What you should do –
Gather all lines in the entries below that include the word "transformaciones".

Provided information –
⟨
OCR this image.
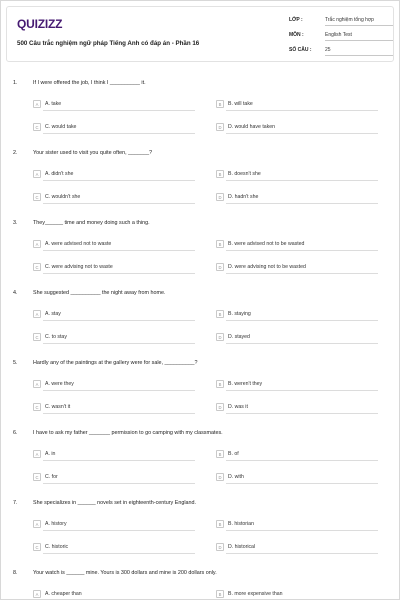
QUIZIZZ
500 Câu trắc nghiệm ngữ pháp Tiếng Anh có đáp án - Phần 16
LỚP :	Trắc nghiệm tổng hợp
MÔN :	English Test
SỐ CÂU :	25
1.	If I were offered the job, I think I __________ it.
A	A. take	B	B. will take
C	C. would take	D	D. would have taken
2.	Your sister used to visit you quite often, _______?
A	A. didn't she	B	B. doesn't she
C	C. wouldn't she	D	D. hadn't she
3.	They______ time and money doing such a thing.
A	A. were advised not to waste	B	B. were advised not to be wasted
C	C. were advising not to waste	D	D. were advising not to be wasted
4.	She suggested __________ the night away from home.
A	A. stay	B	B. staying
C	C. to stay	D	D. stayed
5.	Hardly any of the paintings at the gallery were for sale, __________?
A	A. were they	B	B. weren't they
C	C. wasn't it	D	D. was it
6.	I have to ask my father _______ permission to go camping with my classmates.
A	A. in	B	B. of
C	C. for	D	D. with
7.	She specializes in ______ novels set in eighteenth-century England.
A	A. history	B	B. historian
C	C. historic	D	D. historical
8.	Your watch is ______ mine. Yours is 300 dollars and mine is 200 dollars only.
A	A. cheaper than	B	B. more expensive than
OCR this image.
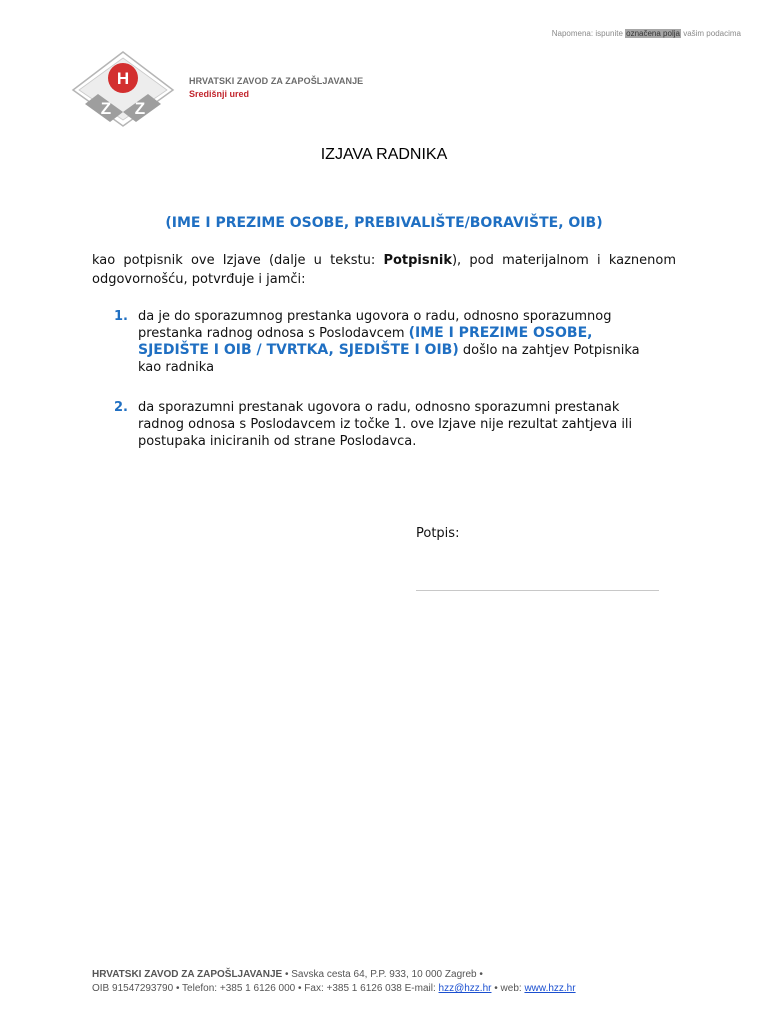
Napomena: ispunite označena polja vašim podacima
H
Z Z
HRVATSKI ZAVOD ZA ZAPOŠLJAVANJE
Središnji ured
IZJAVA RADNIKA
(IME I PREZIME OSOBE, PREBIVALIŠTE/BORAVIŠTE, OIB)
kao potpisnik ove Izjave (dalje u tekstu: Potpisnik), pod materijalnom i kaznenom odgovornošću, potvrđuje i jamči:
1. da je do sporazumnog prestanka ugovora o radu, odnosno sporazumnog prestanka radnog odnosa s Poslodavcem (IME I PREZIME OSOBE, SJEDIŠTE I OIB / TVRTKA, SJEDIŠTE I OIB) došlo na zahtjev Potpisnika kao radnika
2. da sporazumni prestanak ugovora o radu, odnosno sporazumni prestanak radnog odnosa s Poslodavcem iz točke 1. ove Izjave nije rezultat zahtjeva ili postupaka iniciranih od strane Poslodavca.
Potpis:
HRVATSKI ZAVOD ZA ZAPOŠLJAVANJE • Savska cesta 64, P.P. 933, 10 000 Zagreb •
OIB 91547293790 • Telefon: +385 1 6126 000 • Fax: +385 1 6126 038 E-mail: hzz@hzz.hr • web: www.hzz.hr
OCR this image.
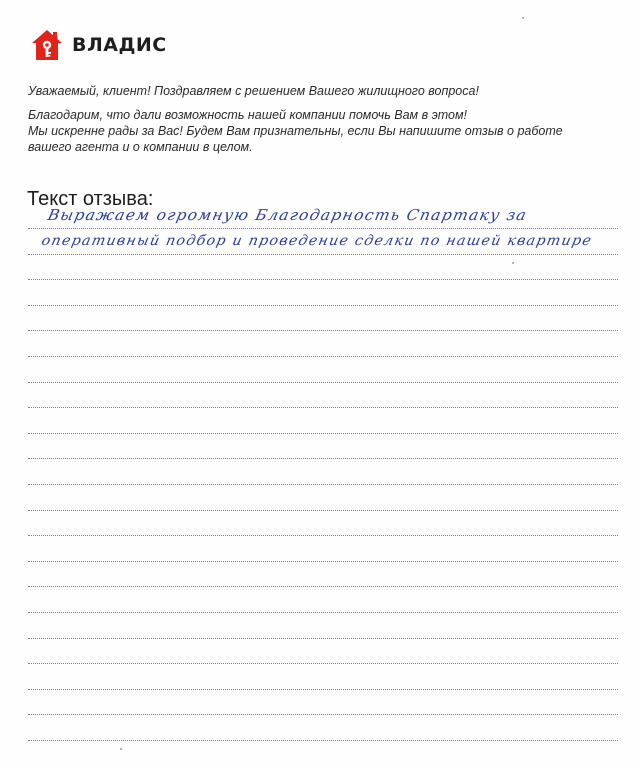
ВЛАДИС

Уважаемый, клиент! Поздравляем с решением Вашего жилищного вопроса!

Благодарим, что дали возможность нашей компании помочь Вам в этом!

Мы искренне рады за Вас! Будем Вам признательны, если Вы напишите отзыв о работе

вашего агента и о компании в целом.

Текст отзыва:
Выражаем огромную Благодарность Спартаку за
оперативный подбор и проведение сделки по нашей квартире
⟩
⟨
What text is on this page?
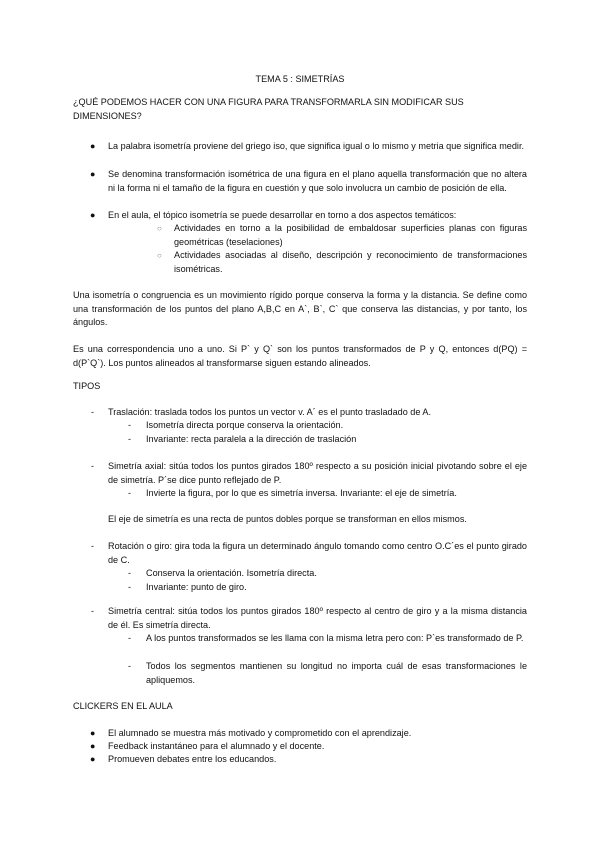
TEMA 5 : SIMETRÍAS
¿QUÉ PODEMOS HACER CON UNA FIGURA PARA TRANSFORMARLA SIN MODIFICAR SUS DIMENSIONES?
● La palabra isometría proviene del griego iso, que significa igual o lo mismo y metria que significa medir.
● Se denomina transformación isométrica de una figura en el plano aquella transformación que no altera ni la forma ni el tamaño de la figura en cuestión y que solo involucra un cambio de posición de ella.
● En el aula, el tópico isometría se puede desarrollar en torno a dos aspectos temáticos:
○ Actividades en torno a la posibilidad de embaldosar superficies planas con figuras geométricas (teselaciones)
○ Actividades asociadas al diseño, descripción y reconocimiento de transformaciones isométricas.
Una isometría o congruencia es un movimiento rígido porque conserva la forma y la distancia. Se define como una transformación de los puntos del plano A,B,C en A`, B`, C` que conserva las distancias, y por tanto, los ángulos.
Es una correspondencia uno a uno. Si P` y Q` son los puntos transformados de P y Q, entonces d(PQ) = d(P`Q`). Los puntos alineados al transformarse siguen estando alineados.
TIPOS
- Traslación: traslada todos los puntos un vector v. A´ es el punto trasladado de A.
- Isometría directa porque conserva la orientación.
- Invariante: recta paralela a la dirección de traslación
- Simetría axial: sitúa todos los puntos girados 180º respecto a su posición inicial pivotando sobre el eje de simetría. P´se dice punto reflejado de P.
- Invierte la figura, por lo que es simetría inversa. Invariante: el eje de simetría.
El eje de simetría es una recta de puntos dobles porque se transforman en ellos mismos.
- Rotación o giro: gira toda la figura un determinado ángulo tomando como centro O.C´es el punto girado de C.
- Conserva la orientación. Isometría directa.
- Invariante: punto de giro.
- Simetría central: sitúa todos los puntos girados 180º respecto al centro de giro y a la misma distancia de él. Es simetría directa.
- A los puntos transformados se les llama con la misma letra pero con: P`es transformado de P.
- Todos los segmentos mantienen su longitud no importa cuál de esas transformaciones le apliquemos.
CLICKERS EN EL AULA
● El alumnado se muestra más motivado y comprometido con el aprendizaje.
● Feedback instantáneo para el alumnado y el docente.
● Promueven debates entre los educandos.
⟩
⟨
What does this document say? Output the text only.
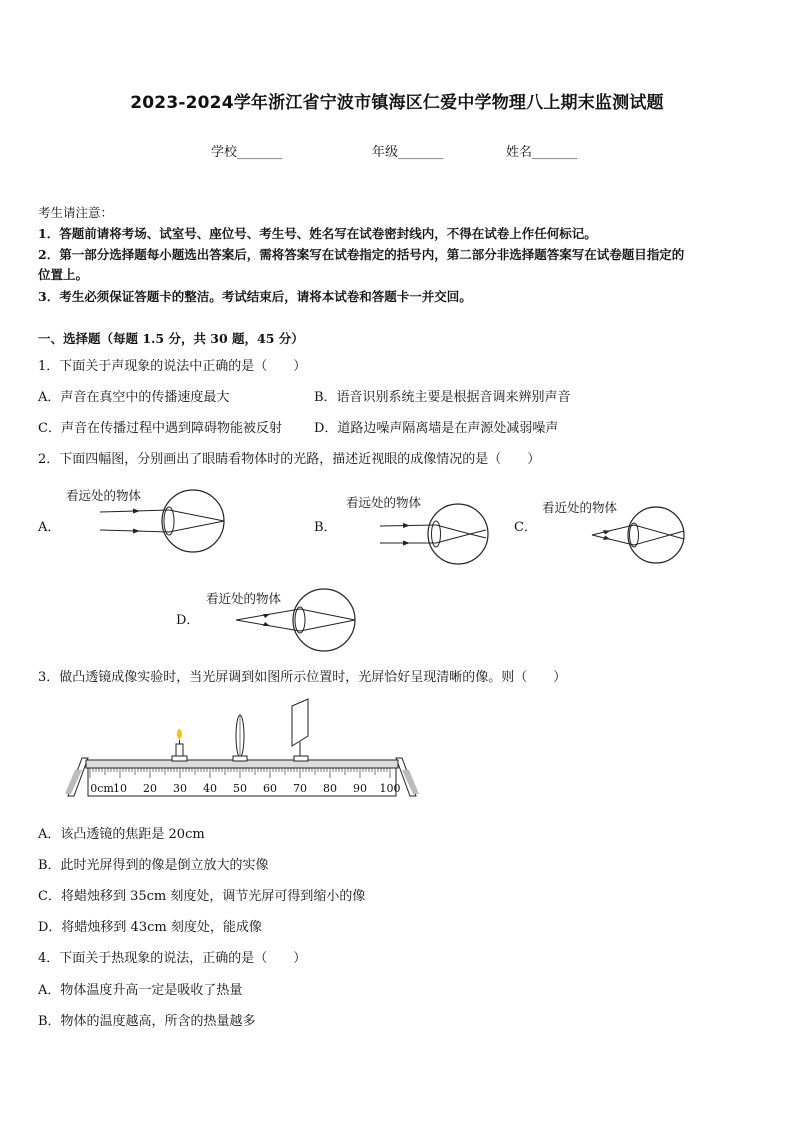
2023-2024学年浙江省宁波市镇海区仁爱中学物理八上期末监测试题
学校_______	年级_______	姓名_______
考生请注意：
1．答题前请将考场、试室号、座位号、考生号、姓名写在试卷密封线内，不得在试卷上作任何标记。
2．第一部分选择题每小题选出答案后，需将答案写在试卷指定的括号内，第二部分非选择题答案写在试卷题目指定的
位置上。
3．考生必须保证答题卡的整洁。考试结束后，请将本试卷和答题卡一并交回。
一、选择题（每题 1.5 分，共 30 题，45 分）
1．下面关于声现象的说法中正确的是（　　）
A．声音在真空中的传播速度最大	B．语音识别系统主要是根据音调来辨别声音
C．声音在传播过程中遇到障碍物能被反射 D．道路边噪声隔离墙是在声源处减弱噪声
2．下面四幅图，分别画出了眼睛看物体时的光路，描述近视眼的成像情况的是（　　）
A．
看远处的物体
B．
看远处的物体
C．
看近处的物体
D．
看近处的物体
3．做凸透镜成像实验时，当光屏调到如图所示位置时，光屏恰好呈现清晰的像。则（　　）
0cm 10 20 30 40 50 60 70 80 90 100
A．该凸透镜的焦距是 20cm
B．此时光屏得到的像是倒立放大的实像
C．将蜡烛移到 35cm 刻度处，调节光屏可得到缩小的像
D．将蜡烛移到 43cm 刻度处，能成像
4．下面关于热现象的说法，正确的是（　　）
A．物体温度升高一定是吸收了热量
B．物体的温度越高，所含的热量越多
⟩
Exercise answer –
○ Actividades asociadas al diseño, descripción y reconocimiento de transformaciones isométricas.
- Todos los segmentos mantienen su longitud no importa cuál de esas transformaciones le apliquemos.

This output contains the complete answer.